- [Dataset]
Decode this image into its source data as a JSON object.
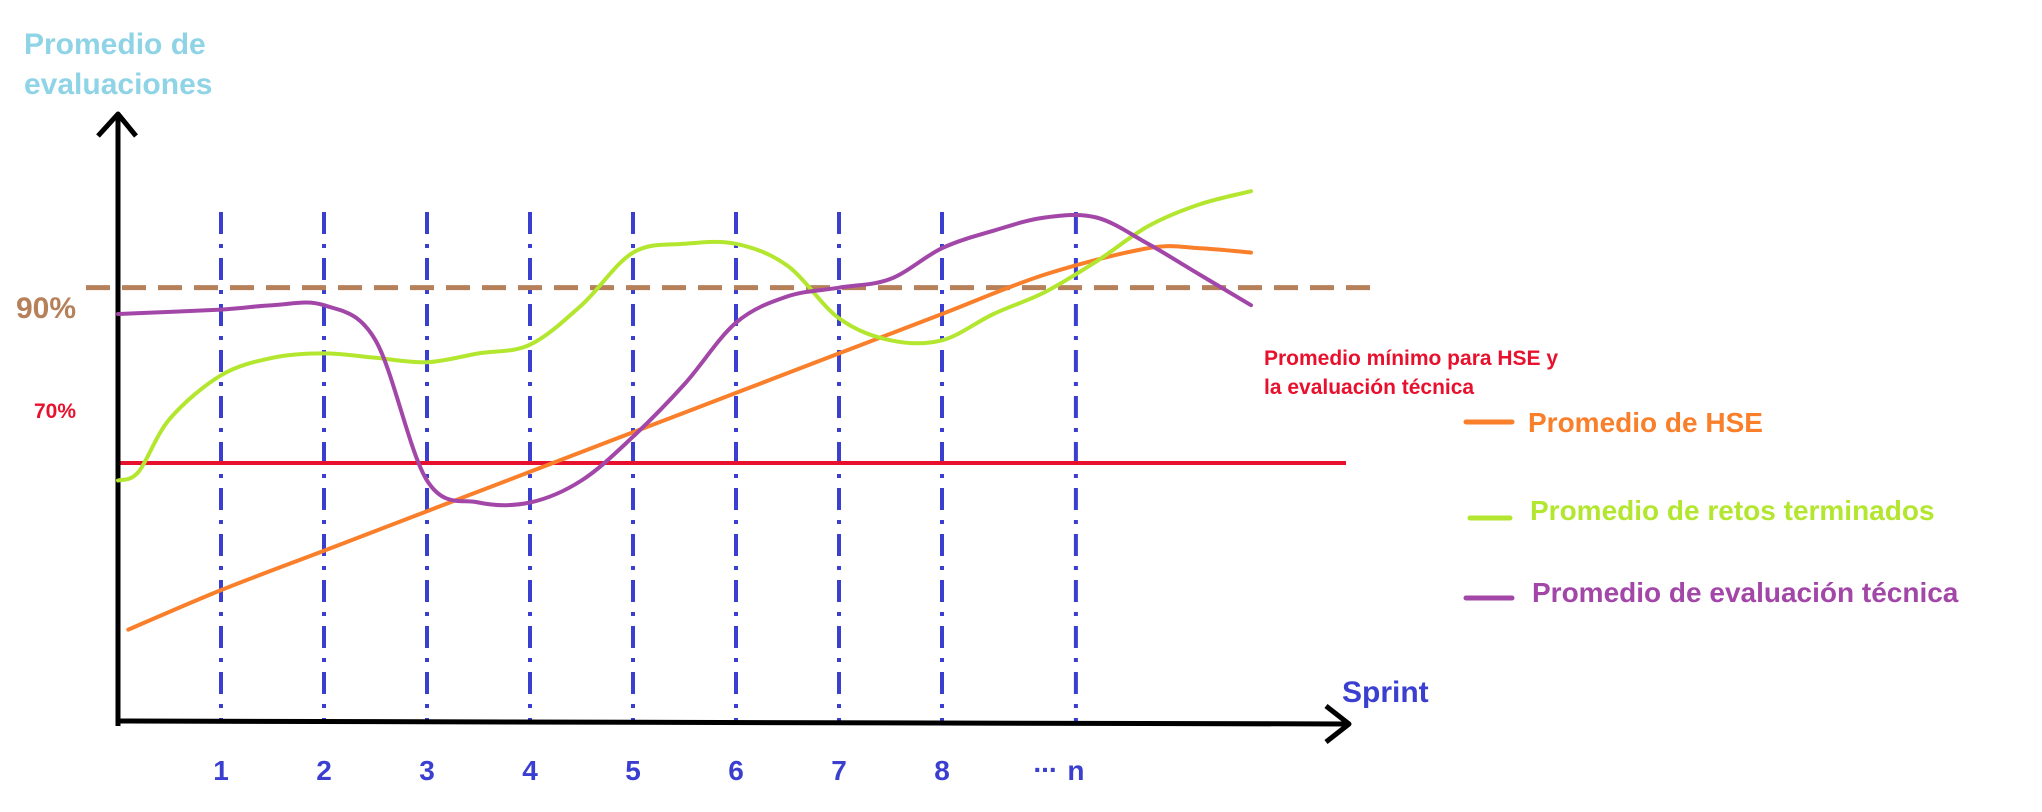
{
  "chart_data": {
    "type": "line",
    "title": "",
    "xlabel": "Sprint",
    "ylabel_lines": [
      "Promedio de",
      "evaluaciones"
    ],
    "categories": [
      "1",
      "2",
      "3",
      "4",
      "5",
      "6",
      "7",
      "8",
      "...",
      "n"
    ],
    "x_range": [
      0,
      11.2
    ],
    "ylim": [
      40,
      100
    ],
    "y_ticks": [
      {
        "value": 90,
        "label": "90%"
      },
      {
        "value": 70,
        "label": "70%"
      }
    ],
    "grid_vertical": true,
    "reference_lines": [
      {
        "label": "90%",
        "value": 90,
        "style": "dashed",
        "color": "#b5805a"
      },
      {
        "label": "70%",
        "value": 70,
        "style": "solid",
        "color": "#e8112d"
      }
    ],
    "annotation": {
      "lines": [
        "Promedio mínimo para HSE y",
        "la evaluación técnica"
      ],
      "color": "#e8112d"
    },
    "legend_position": "right",
    "series": [
      {
        "name": "Promedio de HSE",
        "color": "#f97f2a",
        "x": [
          0.1,
          1,
          2,
          3,
          4,
          5,
          6,
          7,
          8,
          9,
          10,
          10.5,
          11
        ],
        "y": [
          51,
          55.5,
          60,
          64.5,
          69,
          73.5,
          78,
          82.5,
          87,
          91.5,
          94.5,
          94.5,
          94
        ]
      },
      {
        "name": "Promedio de retos terminados",
        "color": "#b3e62f",
        "x": [
          0,
          0.2,
          0.5,
          1,
          1.5,
          2,
          2.5,
          3,
          3.5,
          4,
          4.5,
          5,
          5.5,
          6,
          6.5,
          7,
          7.5,
          8,
          8.5,
          9,
          9.5,
          10,
          10.5,
          11
        ],
        "y": [
          68,
          69,
          75,
          80,
          82,
          82.5,
          82,
          81.5,
          82.5,
          83.5,
          88,
          94,
          95,
          95,
          92.5,
          86.5,
          84,
          84,
          87,
          89.5,
          93,
          97,
          99.5,
          101
        ]
      },
      {
        "name": "Promedio de evaluación técnica",
        "color": "#a247a8",
        "x": [
          0,
          1,
          1.5,
          2,
          2.5,
          3,
          3.5,
          4,
          4.5,
          5,
          5.5,
          6,
          6.5,
          7,
          7.5,
          8,
          8.5,
          9,
          9.5,
          10,
          10.5,
          11
        ],
        "y": [
          87,
          87.5,
          88,
          88,
          84,
          68,
          65.5,
          65.5,
          68,
          73,
          79,
          86,
          89,
          90,
          91,
          94.5,
          96.5,
          98,
          98,
          95,
          91.5,
          88
        ]
      }
    ]
  }
}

- [Short task] Repeat the preceding records precisely, and leave every picture out of the copy.

- [Task output]
Decode this image into its source data as a JSON object.
{
  "chart_data": {
    "type": "line",
    "title": "",
    "xlabel": "Sprint",
    "ylabel_lines": [
      "Promedio de",
      "evaluaciones"
    ],
    "categories": [
      "1",
      "2",
      "3",
      "4",
      "5",
      "6",
      "7",
      "8",
      "...",
      "n"
    ],
    "x_range": [
      0,
      11.2
    ],
    "ylim": [
      40,
      100
    ],
    "y_ticks": [
      {
        "value": 90,
        "label": "90%"
      },
      {
        "value": 70,
        "label": "70%"
      }
    ],
    "grid_vertical": true,
    "reference_lines": [
      {
        "label": "90%",
        "value": 90,
        "style": "dashed",
        "color": "#b5805a"
      },
      {
        "label": "70%",
        "value": 70,
        "style": "solid",
        "color": "#e8112d"
      }
    ],
    "annotation": {
      "lines": [
        "Promedio mínimo para HSE y",
        "la evaluación técnica"
      ],
      "color": "#e8112d"
    },
    "legend_position": "right",
    "series": [
      {
        "name": "Promedio de HSE",
        "color": "#f97f2a",
        "x": [
          0.1,
          1,
          2,
          3,
          4,
          5,
          6,
          7,
          8,
          9,
          10,
          10.5,
          11
        ],
        "y": [
          51,
          55.5,
          60,
          64.5,
          69,
          73.5,
          78,
          82.5,
          87,
          91.5,
          94.5,
          94.5,
          94
        ]
      },
      {
        "name": "Promedio de retos terminados",
        "color": "#b3e62f",
        "x": [
          0,
          0.2,
          0.5,
          1,
          1.5,
          2,
          2.5,
          3,
          3.5,
          4,
          4.5,
          5,
          5.5,
          6,
          6.5,
          7,
          7.5,
          8,
          8.5,
          9,
          9.5,
          10,
          10.5,
          11
        ],
        "y": [
          68,
          69,
          75,
          80,
          82,
          82.5,
          82,
          81.5,
          82.5,
          83.5,
          88,
          94,
          95,
          95,
          92.5,
          86.5,
          84,
          84,
          87,
          89.5,
          93,
          97,
          99.5,
          101
        ]
      },
      {
        "name": "Promedio de evaluación técnica",
        "color": "#a247a8",
        "x": [
          0,
          1,
          1.5,
          2,
          2.5,
          3,
          3.5,
          4,
          4.5,
          5,
          5.5,
          6,
          6.5,
          7,
          7.5,
          8,
          8.5,
          9,
          9.5,
          10,
          10.5,
          11
        ],
        "y": [
          87,
          87.5,
          88,
          88,
          84,
          68,
          65.5,
          65.5,
          68,
          73,
          79,
          86,
          89,
          90,
          91,
          94.5,
          96.5,
          98,
          98,
          95,
          91.5,
          88
        ]
      }
    ]
  }
}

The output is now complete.